Entries with figure data:

* * * * * * * * *

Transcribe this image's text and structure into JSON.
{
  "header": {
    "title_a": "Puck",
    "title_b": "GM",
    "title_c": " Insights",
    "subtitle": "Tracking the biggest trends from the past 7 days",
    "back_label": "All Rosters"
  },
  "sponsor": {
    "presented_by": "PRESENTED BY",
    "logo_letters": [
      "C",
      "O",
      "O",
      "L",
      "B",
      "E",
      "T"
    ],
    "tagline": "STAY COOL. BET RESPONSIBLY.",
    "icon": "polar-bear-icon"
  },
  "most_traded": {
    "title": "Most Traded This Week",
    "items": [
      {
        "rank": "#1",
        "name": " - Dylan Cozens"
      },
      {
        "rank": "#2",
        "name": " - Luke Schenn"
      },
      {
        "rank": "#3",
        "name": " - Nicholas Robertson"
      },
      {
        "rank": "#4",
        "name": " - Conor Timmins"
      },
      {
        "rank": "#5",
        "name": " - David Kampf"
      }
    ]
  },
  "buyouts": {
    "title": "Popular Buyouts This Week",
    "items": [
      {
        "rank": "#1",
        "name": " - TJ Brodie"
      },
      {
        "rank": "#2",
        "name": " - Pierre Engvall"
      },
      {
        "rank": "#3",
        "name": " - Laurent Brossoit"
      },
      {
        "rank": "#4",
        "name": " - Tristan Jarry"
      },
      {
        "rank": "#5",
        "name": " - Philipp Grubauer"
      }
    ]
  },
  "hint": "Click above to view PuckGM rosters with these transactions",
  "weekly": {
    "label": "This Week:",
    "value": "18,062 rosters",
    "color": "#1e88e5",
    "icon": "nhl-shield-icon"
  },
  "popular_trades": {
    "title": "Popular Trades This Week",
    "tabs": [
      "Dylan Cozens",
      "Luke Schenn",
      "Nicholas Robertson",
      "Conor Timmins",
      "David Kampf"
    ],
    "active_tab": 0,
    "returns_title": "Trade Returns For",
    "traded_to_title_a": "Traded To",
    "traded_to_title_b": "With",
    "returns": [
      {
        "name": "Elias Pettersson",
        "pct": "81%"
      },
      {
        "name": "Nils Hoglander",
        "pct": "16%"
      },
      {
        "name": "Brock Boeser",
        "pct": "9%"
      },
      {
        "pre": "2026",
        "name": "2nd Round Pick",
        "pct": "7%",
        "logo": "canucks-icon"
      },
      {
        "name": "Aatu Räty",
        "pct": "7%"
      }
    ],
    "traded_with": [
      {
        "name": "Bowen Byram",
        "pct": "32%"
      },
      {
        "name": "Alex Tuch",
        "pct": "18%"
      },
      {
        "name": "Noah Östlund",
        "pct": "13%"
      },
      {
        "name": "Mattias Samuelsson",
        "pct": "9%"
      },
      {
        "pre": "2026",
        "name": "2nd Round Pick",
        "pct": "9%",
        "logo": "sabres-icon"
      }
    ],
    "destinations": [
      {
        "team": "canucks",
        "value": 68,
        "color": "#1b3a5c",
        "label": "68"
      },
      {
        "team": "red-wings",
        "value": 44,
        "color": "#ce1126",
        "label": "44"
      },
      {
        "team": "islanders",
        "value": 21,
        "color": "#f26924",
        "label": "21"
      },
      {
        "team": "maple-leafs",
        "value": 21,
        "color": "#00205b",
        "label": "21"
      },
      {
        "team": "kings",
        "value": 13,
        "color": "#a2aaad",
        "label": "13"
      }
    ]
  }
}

* * * * * * * * *

### PROBLEM STATEMENT
Reproduce all of the material above word for word.

### CORRECT OUTPUT
Transcribe this image's text and structure into JSON.
{
  "header": {
    "title_a": "Puck",
    "title_b": "GM",
    "title_c": " Insights",
    "subtitle": "Tracking the biggest trends from the past 7 days",
    "back_label": "All Rosters"
  },
  "sponsor": {
    "presented_by": "PRESENTED BY",
    "logo_letters": [
      "C",
      "O",
      "O",
      "L",
      "B",
      "E",
      "T"
    ],
    "tagline": "STAY COOL. BET RESPONSIBLY.",
    "icon": "polar-bear-icon"
  },
  "most_traded": {
    "title": "Most Traded This Week",
    "items": [
      {
        "rank": "#1",
        "name": " - Dylan Cozens"
      },
      {
        "rank": "#2",
        "name": " - Luke Schenn"
      },
      {
        "rank": "#3",
        "name": " - Nicholas Robertson"
      },
      {
        "rank": "#4",
        "name": " - Conor Timmins"
      },
      {
        "rank": "#5",
        "name": " - David Kampf"
      }
    ]
  },
  "buyouts": {
    "title": "Popular Buyouts This Week",
    "items": [
      {
        "rank": "#1",
        "name": " - TJ Brodie"
      },
      {
        "rank": "#2",
        "name": " - Pierre Engvall"
      },
      {
        "rank": "#3",
        "name": " - Laurent Brossoit"
      },
      {
        "rank": "#4",
        "name": " - Tristan Jarry"
      },
      {
        "rank": "#5",
        "name": " - Philipp Grubauer"
      }
    ]
  },
  "hint": "Click above to view PuckGM rosters with these transactions",
  "weekly": {
    "label": "This Week:",
    "value": "18,062 rosters",
    "color": "#1e88e5",
    "icon": "nhl-shield-icon"
  },
  "popular_trades": {
    "title": "Popular Trades This Week",
    "tabs": [
      "Dylan Cozens",
      "Luke Schenn",
      "Nicholas Robertson",
      "Conor Timmins",
      "David Kampf"
    ],
    "active_tab": 0,
    "returns_title": "Trade Returns For",
    "traded_to_title_a": "Traded To",
    "traded_to_title_b": "With",
    "returns": [
      {
        "name": "Elias Pettersson",
        "pct": "81%"
      },
      {
        "name": "Nils Hoglander",
        "pct": "16%"
      },
      {
        "name": "Brock Boeser",
        "pct": "9%"
      },
      {
        "pre": "2026",
        "name": "2nd Round Pick",
        "pct": "7%",
        "logo": "canucks-icon"
      },
      {
        "name": "Aatu Räty",
        "pct": "7%"
      }
    ],
    "traded_with": [
      {
        "name": "Bowen Byram",
        "pct": "32%"
      },
      {
        "name": "Alex Tuch",
        "pct": "18%"
      },
      {
        "name": "Noah Östlund",
        "pct": "13%"
      },
      {
        "name": "Mattias Samuelsson",
        "pct": "9%"
      },
      {
        "pre": "2026",
        "name": "2nd Round Pick",
        "pct": "9%",
        "logo": "sabres-icon"
      }
    ],
    "destinations": [
      {
        "team": "canucks",
        "value": 68,
        "color": "#1b3a5c",
        "label": "68"
      },
      {
        "team": "red-wings",
        "value": 44,
        "color": "#ce1126",
        "label": "44"
      },
      {
        "team": "islanders",
        "value": 21,
        "color": "#f26924",
        "label": "21"
      },
      {
        "team": "maple-leafs",
        "value": 21,
        "color": "#00205b",
        "label": "21"
      },
      {
        "team": "kings",
        "value": 13,
        "color": "#a2aaad",
        "label": "13"
      }
    ]
  }
}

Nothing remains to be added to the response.